Your task is to repeat the entries underneath exactly, minus the pictures.

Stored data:
=-=-=
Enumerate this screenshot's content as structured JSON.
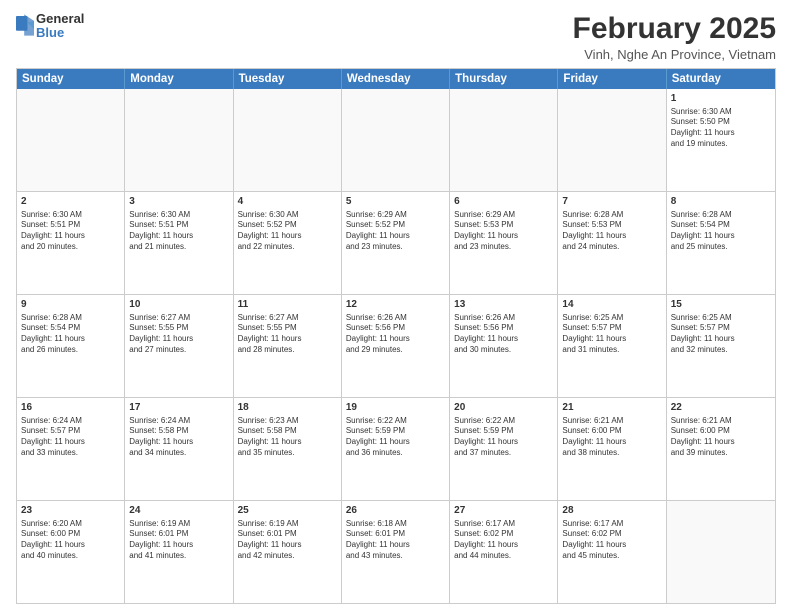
{
  "logo": {
    "line1": "General",
    "line2": "Blue"
  },
  "title": "February 2025",
  "subtitle": "Vinh, Nghe An Province, Vietnam",
  "header_days": [
    "Sunday",
    "Monday",
    "Tuesday",
    "Wednesday",
    "Thursday",
    "Friday",
    "Saturday"
  ],
  "weeks": [
    [
      {
        "day": "",
        "info": ""
      },
      {
        "day": "",
        "info": ""
      },
      {
        "day": "",
        "info": ""
      },
      {
        "day": "",
        "info": ""
      },
      {
        "day": "",
        "info": ""
      },
      {
        "day": "",
        "info": ""
      },
      {
        "day": "1",
        "info": "Sunrise: 6:30 AM\nSunset: 5:50 PM\nDaylight: 11 hours\nand 19 minutes."
      }
    ],
    [
      {
        "day": "2",
        "info": "Sunrise: 6:30 AM\nSunset: 5:51 PM\nDaylight: 11 hours\nand 20 minutes."
      },
      {
        "day": "3",
        "info": "Sunrise: 6:30 AM\nSunset: 5:51 PM\nDaylight: 11 hours\nand 21 minutes."
      },
      {
        "day": "4",
        "info": "Sunrise: 6:30 AM\nSunset: 5:52 PM\nDaylight: 11 hours\nand 22 minutes."
      },
      {
        "day": "5",
        "info": "Sunrise: 6:29 AM\nSunset: 5:52 PM\nDaylight: 11 hours\nand 23 minutes."
      },
      {
        "day": "6",
        "info": "Sunrise: 6:29 AM\nSunset: 5:53 PM\nDaylight: 11 hours\nand 23 minutes."
      },
      {
        "day": "7",
        "info": "Sunrise: 6:28 AM\nSunset: 5:53 PM\nDaylight: 11 hours\nand 24 minutes."
      },
      {
        "day": "8",
        "info": "Sunrise: 6:28 AM\nSunset: 5:54 PM\nDaylight: 11 hours\nand 25 minutes."
      }
    ],
    [
      {
        "day": "9",
        "info": "Sunrise: 6:28 AM\nSunset: 5:54 PM\nDaylight: 11 hours\nand 26 minutes."
      },
      {
        "day": "10",
        "info": "Sunrise: 6:27 AM\nSunset: 5:55 PM\nDaylight: 11 hours\nand 27 minutes."
      },
      {
        "day": "11",
        "info": "Sunrise: 6:27 AM\nSunset: 5:55 PM\nDaylight: 11 hours\nand 28 minutes."
      },
      {
        "day": "12",
        "info": "Sunrise: 6:26 AM\nSunset: 5:56 PM\nDaylight: 11 hours\nand 29 minutes."
      },
      {
        "day": "13",
        "info": "Sunrise: 6:26 AM\nSunset: 5:56 PM\nDaylight: 11 hours\nand 30 minutes."
      },
      {
        "day": "14",
        "info": "Sunrise: 6:25 AM\nSunset: 5:57 PM\nDaylight: 11 hours\nand 31 minutes."
      },
      {
        "day": "15",
        "info": "Sunrise: 6:25 AM\nSunset: 5:57 PM\nDaylight: 11 hours\nand 32 minutes."
      }
    ],
    [
      {
        "day": "16",
        "info": "Sunrise: 6:24 AM\nSunset: 5:57 PM\nDaylight: 11 hours\nand 33 minutes."
      },
      {
        "day": "17",
        "info": "Sunrise: 6:24 AM\nSunset: 5:58 PM\nDaylight: 11 hours\nand 34 minutes."
      },
      {
        "day": "18",
        "info": "Sunrise: 6:23 AM\nSunset: 5:58 PM\nDaylight: 11 hours\nand 35 minutes."
      },
      {
        "day": "19",
        "info": "Sunrise: 6:22 AM\nSunset: 5:59 PM\nDaylight: 11 hours\nand 36 minutes."
      },
      {
        "day": "20",
        "info": "Sunrise: 6:22 AM\nSunset: 5:59 PM\nDaylight: 11 hours\nand 37 minutes."
      },
      {
        "day": "21",
        "info": "Sunrise: 6:21 AM\nSunset: 6:00 PM\nDaylight: 11 hours\nand 38 minutes."
      },
      {
        "day": "22",
        "info": "Sunrise: 6:21 AM\nSunset: 6:00 PM\nDaylight: 11 hours\nand 39 minutes."
      }
    ],
    [
      {
        "day": "23",
        "info": "Sunrise: 6:20 AM\nSunset: 6:00 PM\nDaylight: 11 hours\nand 40 minutes."
      },
      {
        "day": "24",
        "info": "Sunrise: 6:19 AM\nSunset: 6:01 PM\nDaylight: 11 hours\nand 41 minutes."
      },
      {
        "day": "25",
        "info": "Sunrise: 6:19 AM\nSunset: 6:01 PM\nDaylight: 11 hours\nand 42 minutes."
      },
      {
        "day": "26",
        "info": "Sunrise: 6:18 AM\nSunset: 6:01 PM\nDaylight: 11 hours\nand 43 minutes."
      },
      {
        "day": "27",
        "info": "Sunrise: 6:17 AM\nSunset: 6:02 PM\nDaylight: 11 hours\nand 44 minutes."
      },
      {
        "day": "28",
        "info": "Sunrise: 6:17 AM\nSunset: 6:02 PM\nDaylight: 11 hours\nand 45 minutes."
      },
      {
        "day": "",
        "info": ""
      }
    ]
  ]
}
=-=-=
#### [Solution to this exercise]
Enumerate this screenshot's content as structured JSON.
{
  "logo": {
    "line1": "General",
    "line2": "Blue"
  },
  "title": "February 2025",
  "subtitle": "Vinh, Nghe An Province, Vietnam",
  "header_days": [
    "Sunday",
    "Monday",
    "Tuesday",
    "Wednesday",
    "Thursday",
    "Friday",
    "Saturday"
  ],
  "weeks": [
    [
      {
        "day": "",
        "info": ""
      },
      {
        "day": "",
        "info": ""
      },
      {
        "day": "",
        "info": ""
      },
      {
        "day": "",
        "info": ""
      },
      {
        "day": "",
        "info": ""
      },
      {
        "day": "",
        "info": ""
      },
      {
        "day": "1",
        "info": "Sunrise: 6:30 AM\nSunset: 5:50 PM\nDaylight: 11 hours\nand 19 minutes."
      }
    ],
    [
      {
        "day": "2",
        "info": "Sunrise: 6:30 AM\nSunset: 5:51 PM\nDaylight: 11 hours\nand 20 minutes."
      },
      {
        "day": "3",
        "info": "Sunrise: 6:30 AM\nSunset: 5:51 PM\nDaylight: 11 hours\nand 21 minutes."
      },
      {
        "day": "4",
        "info": "Sunrise: 6:30 AM\nSunset: 5:52 PM\nDaylight: 11 hours\nand 22 minutes."
      },
      {
        "day": "5",
        "info": "Sunrise: 6:29 AM\nSunset: 5:52 PM\nDaylight: 11 hours\nand 23 minutes."
      },
      {
        "day": "6",
        "info": "Sunrise: 6:29 AM\nSunset: 5:53 PM\nDaylight: 11 hours\nand 23 minutes."
      },
      {
        "day": "7",
        "info": "Sunrise: 6:28 AM\nSunset: 5:53 PM\nDaylight: 11 hours\nand 24 minutes."
      },
      {
        "day": "8",
        "info": "Sunrise: 6:28 AM\nSunset: 5:54 PM\nDaylight: 11 hours\nand 25 minutes."
      }
    ],
    [
      {
        "day": "9",
        "info": "Sunrise: 6:28 AM\nSunset: 5:54 PM\nDaylight: 11 hours\nand 26 minutes."
      },
      {
        "day": "10",
        "info": "Sunrise: 6:27 AM\nSunset: 5:55 PM\nDaylight: 11 hours\nand 27 minutes."
      },
      {
        "day": "11",
        "info": "Sunrise: 6:27 AM\nSunset: 5:55 PM\nDaylight: 11 hours\nand 28 minutes."
      },
      {
        "day": "12",
        "info": "Sunrise: 6:26 AM\nSunset: 5:56 PM\nDaylight: 11 hours\nand 29 minutes."
      },
      {
        "day": "13",
        "info": "Sunrise: 6:26 AM\nSunset: 5:56 PM\nDaylight: 11 hours\nand 30 minutes."
      },
      {
        "day": "14",
        "info": "Sunrise: 6:25 AM\nSunset: 5:57 PM\nDaylight: 11 hours\nand 31 minutes."
      },
      {
        "day": "15",
        "info": "Sunrise: 6:25 AM\nSunset: 5:57 PM\nDaylight: 11 hours\nand 32 minutes."
      }
    ],
    [
      {
        "day": "16",
        "info": "Sunrise: 6:24 AM\nSunset: 5:57 PM\nDaylight: 11 hours\nand 33 minutes."
      },
      {
        "day": "17",
        "info": "Sunrise: 6:24 AM\nSunset: 5:58 PM\nDaylight: 11 hours\nand 34 minutes."
      },
      {
        "day": "18",
        "info": "Sunrise: 6:23 AM\nSunset: 5:58 PM\nDaylight: 11 hours\nand 35 minutes."
      },
      {
        "day": "19",
        "info": "Sunrise: 6:22 AM\nSunset: 5:59 PM\nDaylight: 11 hours\nand 36 minutes."
      },
      {
        "day": "20",
        "info": "Sunrise: 6:22 AM\nSunset: 5:59 PM\nDaylight: 11 hours\nand 37 minutes."
      },
      {
        "day": "21",
        "info": "Sunrise: 6:21 AM\nSunset: 6:00 PM\nDaylight: 11 hours\nand 38 minutes."
      },
      {
        "day": "22",
        "info": "Sunrise: 6:21 AM\nSunset: 6:00 PM\nDaylight: 11 hours\nand 39 minutes."
      }
    ],
    [
      {
        "day": "23",
        "info": "Sunrise: 6:20 AM\nSunset: 6:00 PM\nDaylight: 11 hours\nand 40 minutes."
      },
      {
        "day": "24",
        "info": "Sunrise: 6:19 AM\nSunset: 6:01 PM\nDaylight: 11 hours\nand 41 minutes."
      },
      {
        "day": "25",
        "info": "Sunrise: 6:19 AM\nSunset: 6:01 PM\nDaylight: 11 hours\nand 42 minutes."
      },
      {
        "day": "26",
        "info": "Sunrise: 6:18 AM\nSunset: 6:01 PM\nDaylight: 11 hours\nand 43 minutes."
      },
      {
        "day": "27",
        "info": "Sunrise: 6:17 AM\nSunset: 6:02 PM\nDaylight: 11 hours\nand 44 minutes."
      },
      {
        "day": "28",
        "info": "Sunrise: 6:17 AM\nSunset: 6:02 PM\nDaylight: 11 hours\nand 45 minutes."
      },
      {
        "day": "",
        "info": ""
      }
    ]
  ]
}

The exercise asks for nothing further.